Dataset records

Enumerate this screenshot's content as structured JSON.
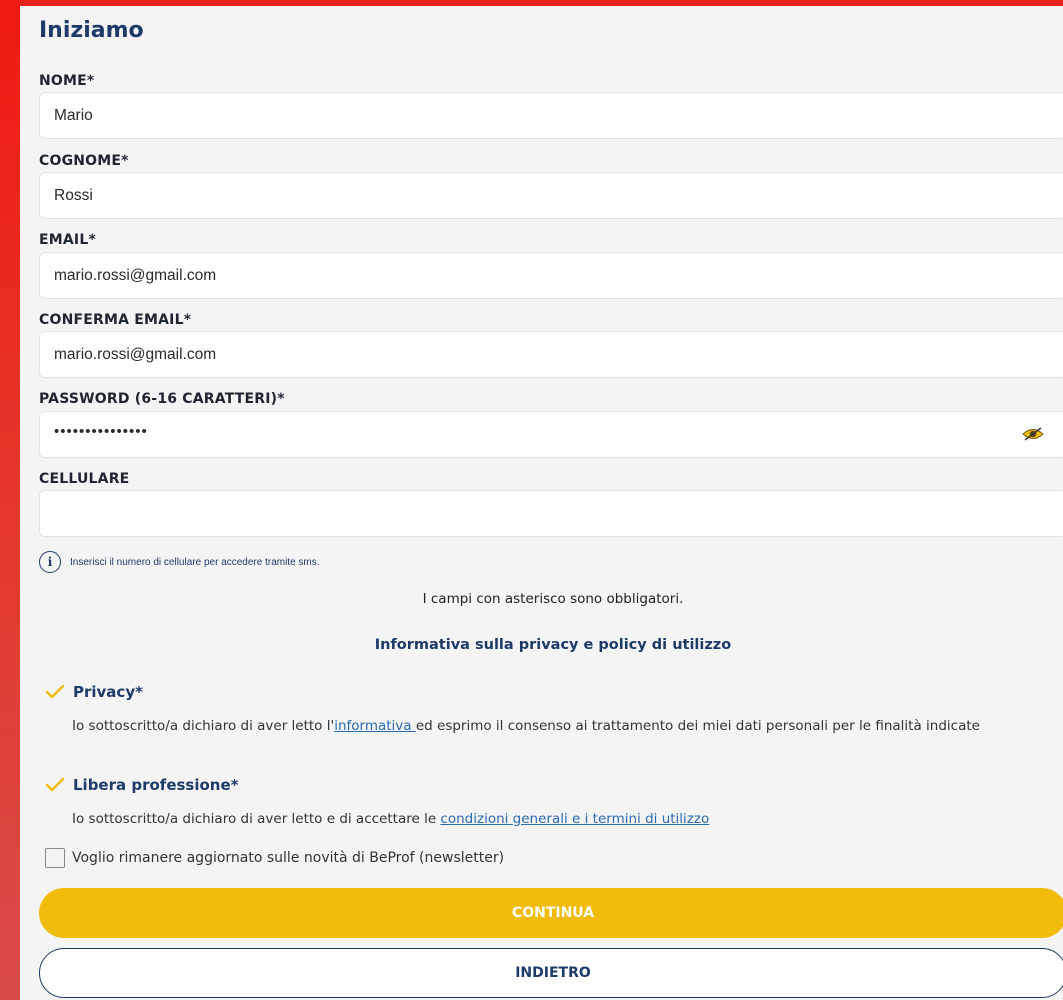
{
  "page": {
    "title": "Iniziamo"
  },
  "fields": [
    {
      "label": "NOME*",
      "value": "Mario"
    },
    {
      "label": "COGNOME*",
      "value": "Rossi"
    },
    {
      "label": "EMAIL*",
      "value": "mario.rossi@gmail.com"
    },
    {
      "label": "CONFERMA EMAIL*",
      "value": "mario.rossi@gmail.com"
    },
    {
      "label": "PASSWORD (6-16 CARATTERI)*",
      "value": "•••••••••••••••"
    },
    {
      "label": "CELLULARE",
      "value": ""
    }
  ],
  "info": {
    "text": "Inserisci il numero di cellulare per accedere tramite sms."
  },
  "required_note": "I campi con asterisco sono obbligatori.",
  "privacy_heading": "Informativa sulla privacy e policy di utilizzo",
  "privacy": {
    "title": "Privacy*",
    "checked": true,
    "text_before": "Io sottoscritto/a dichiaro di aver letto l'",
    "link": "informativa ",
    "text_after": "ed esprimo il consenso ai trattamento dei miei dati personali per le finalità indicate"
  },
  "libera": {
    "title": "Libera professione*",
    "checked": true,
    "text_before": "Io sottoscritto/a dichiaro di aver letto e di accettare le ",
    "link": "condizioni generali e i termini di utilizzo"
  },
  "newsletter": {
    "label": "Voglio rimanere aggiornato sulle novità di BeProf (newsletter)",
    "checked": false
  },
  "buttons": {
    "continue": "CONTINUA",
    "back": "INDIETRO"
  },
  "colors": {
    "accent": "#f2bc0d",
    "navy": "#1e3a68",
    "link": "#2a6ab0",
    "frame": "#e8201c"
  },
  "icons": {
    "password_toggle": "eye-icon",
    "info": "info-icon",
    "check": "checkmark-icon"
  }
}
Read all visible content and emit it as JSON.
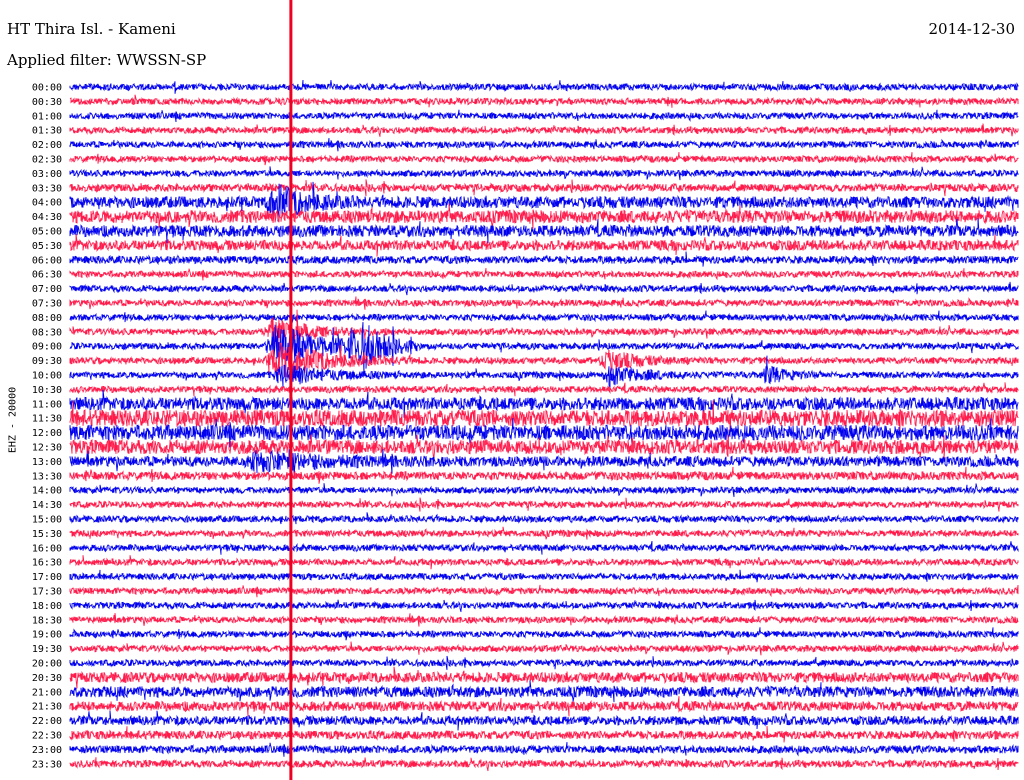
{
  "header": {
    "station": "HT Thira Isl. - Kameni",
    "filter": "Applied filter: WWSSN-SP",
    "date": "2014-12-30",
    "channel": "EHZ - 20000"
  },
  "colors": {
    "trace_odd": "#0000ee",
    "trace_even": "#ff1a4a",
    "marker": "#ee0022"
  },
  "chart_data": {
    "type": "line",
    "title": "HT Thira Isl. - Kameni",
    "subtitle": "Applied filter: WWSSN-SP",
    "ylabel": "EHZ - 20000",
    "categories": [
      "00:00",
      "00:30",
      "01:00",
      "01:30",
      "02:00",
      "02:30",
      "03:00",
      "03:30",
      "04:00",
      "04:30",
      "05:00",
      "05:30",
      "06:00",
      "06:30",
      "07:00",
      "07:30",
      "08:00",
      "08:30",
      "09:00",
      "09:30",
      "10:00",
      "10:30",
      "11:00",
      "11:30",
      "12:00",
      "12:30",
      "13:00",
      "13:30",
      "14:00",
      "14:30",
      "15:00",
      "15:30",
      "16:00",
      "16:30",
      "17:00",
      "17:30",
      "18:00",
      "18:30",
      "19:00",
      "19:30",
      "20:00",
      "20:30",
      "21:00",
      "21:30",
      "22:00",
      "22:30",
      "23:00",
      "23:30"
    ],
    "noise_level": [
      1.0,
      1.0,
      1.0,
      1.0,
      1.0,
      1.0,
      1.0,
      1.2,
      1.8,
      2.0,
      1.8,
      1.6,
      1.2,
      1.0,
      1.0,
      1.0,
      1.0,
      1.0,
      1.0,
      1.0,
      1.0,
      1.0,
      2.0,
      2.6,
      2.4,
      2.2,
      1.6,
      1.3,
      1.0,
      1.0,
      1.0,
      1.0,
      1.0,
      1.0,
      1.0,
      1.0,
      1.0,
      1.0,
      1.0,
      1.0,
      1.0,
      1.6,
      1.7,
      1.5,
      1.4,
      1.3,
      1.2,
      1.1
    ],
    "events": [
      {
        "row": 8,
        "pos": 0.215,
        "amp": 5.0,
        "dur": 0.03
      },
      {
        "row": 17,
        "pos": 0.215,
        "amp": 4.0,
        "dur": 0.04
      },
      {
        "row": 18,
        "pos": 0.22,
        "amp": 6.0,
        "dur": 0.05
      },
      {
        "row": 19,
        "pos": 0.22,
        "amp": 5.0,
        "dur": 0.05
      },
      {
        "row": 20,
        "pos": 0.225,
        "amp": 3.0,
        "dur": 0.04
      },
      {
        "row": 18,
        "pos": 0.297,
        "amp": 4.0,
        "dur": 0.02
      },
      {
        "row": 18,
        "pos": 0.31,
        "amp": 4.0,
        "dur": 0.02
      },
      {
        "row": 19,
        "pos": 0.565,
        "amp": 3.0,
        "dur": 0.03
      },
      {
        "row": 20,
        "pos": 0.57,
        "amp": 3.0,
        "dur": 0.03
      },
      {
        "row": 20,
        "pos": 0.735,
        "amp": 2.5,
        "dur": 0.02
      },
      {
        "row": 26,
        "pos": 0.2,
        "amp": 2.5,
        "dur": 0.06
      }
    ],
    "marker_position": 0.233
  }
}
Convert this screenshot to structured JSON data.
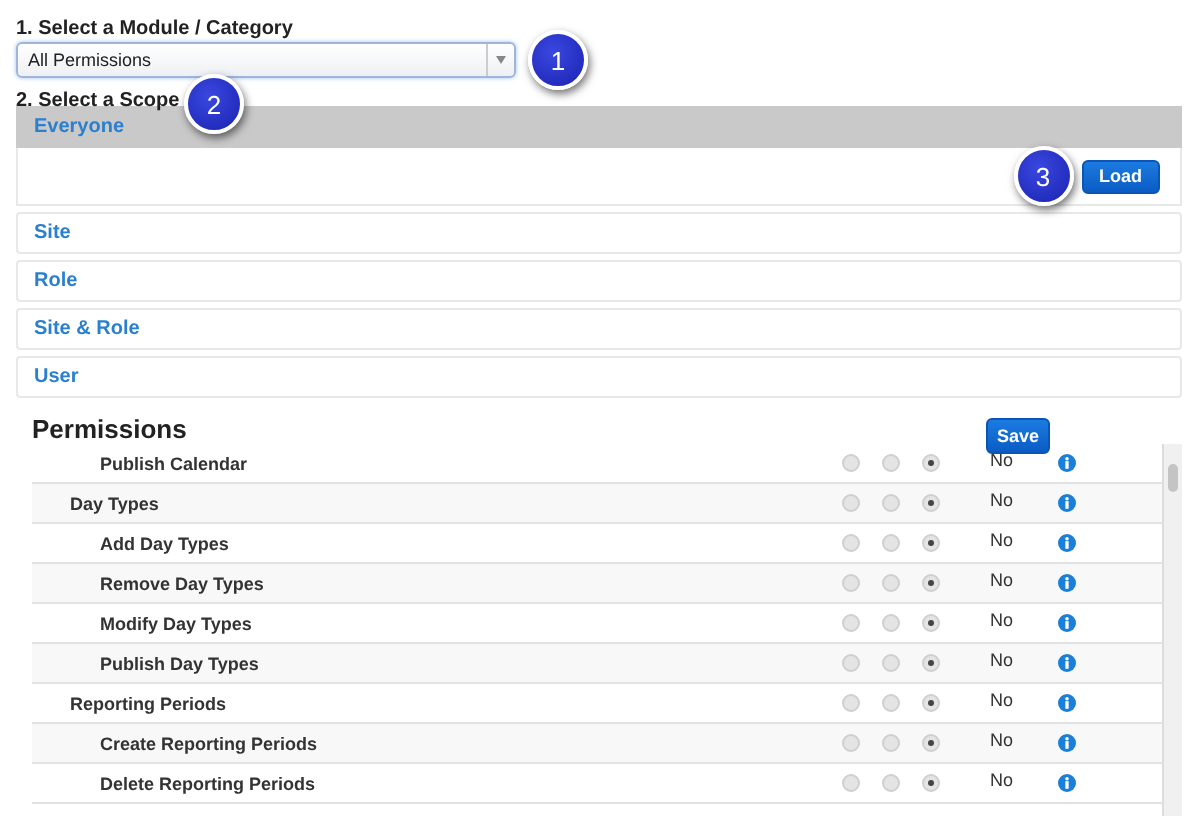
{
  "module": {
    "label": "1. Select a Module / Category",
    "value": "All Permissions",
    "badge": "1"
  },
  "scope": {
    "label": "2. Select a Scope",
    "badge": "2",
    "items": [
      {
        "label": "Everyone",
        "selected": true,
        "button": "Load",
        "badge": "3"
      },
      {
        "label": "Site",
        "selected": false
      },
      {
        "label": "Role",
        "selected": false
      },
      {
        "label": "Site & Role",
        "selected": false
      },
      {
        "label": "User",
        "selected": false
      }
    ]
  },
  "permissions": {
    "title": "Permissions",
    "save": "Save",
    "rows": [
      {
        "children": [
          {
            "name": "Publish Calendar",
            "value": "No",
            "access": [
              {
                "selected": false
              },
              {
                "selected": false
              },
              {
                "selected": true
              }
            ]
          }
        ]
      },
      {
        "name": "Day Types",
        "value": "No",
        "access": [
          {
            "selected": false
          },
          {
            "selected": false
          },
          {
            "selected": true
          }
        ],
        "children": [
          {
            "name": "Add Day Types",
            "value": "No",
            "access": [
              {
                "selected": false
              },
              {
                "selected": false
              },
              {
                "selected": true
              }
            ]
          },
          {
            "name": "Remove Day Types",
            "value": "No",
            "access": [
              {
                "selected": false
              },
              {
                "selected": false
              },
              {
                "selected": true
              }
            ]
          },
          {
            "name": "Modify Day Types",
            "value": "No",
            "access": [
              {
                "selected": false
              },
              {
                "selected": false
              },
              {
                "selected": true
              }
            ]
          },
          {
            "name": "Publish Day Types",
            "value": "No",
            "access": [
              {
                "selected": false
              },
              {
                "selected": false
              },
              {
                "selected": true
              }
            ]
          }
        ]
      },
      {
        "name": "Reporting Periods",
        "value": "No",
        "access": [
          {
            "selected": false
          },
          {
            "selected": false
          },
          {
            "selected": true
          }
        ],
        "children": [
          {
            "name": "Create Reporting Periods",
            "value": "No",
            "access": [
              {
                "selected": false
              },
              {
                "selected": false
              },
              {
                "selected": true
              }
            ]
          },
          {
            "name": "Delete Reporting Periods",
            "value": "No",
            "access": [
              {
                "selected": false
              },
              {
                "selected": false
              },
              {
                "selected": true
              }
            ]
          }
        ]
      }
    ]
  }
}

Written problem
Show all lines in the entries above where the word "JSON" appears.

Answer for this exercise
Enumerate this screenshot's content as structured JSON.
Read all visible content and emit it as JSON.
Convert this screenshot to structured JSON data.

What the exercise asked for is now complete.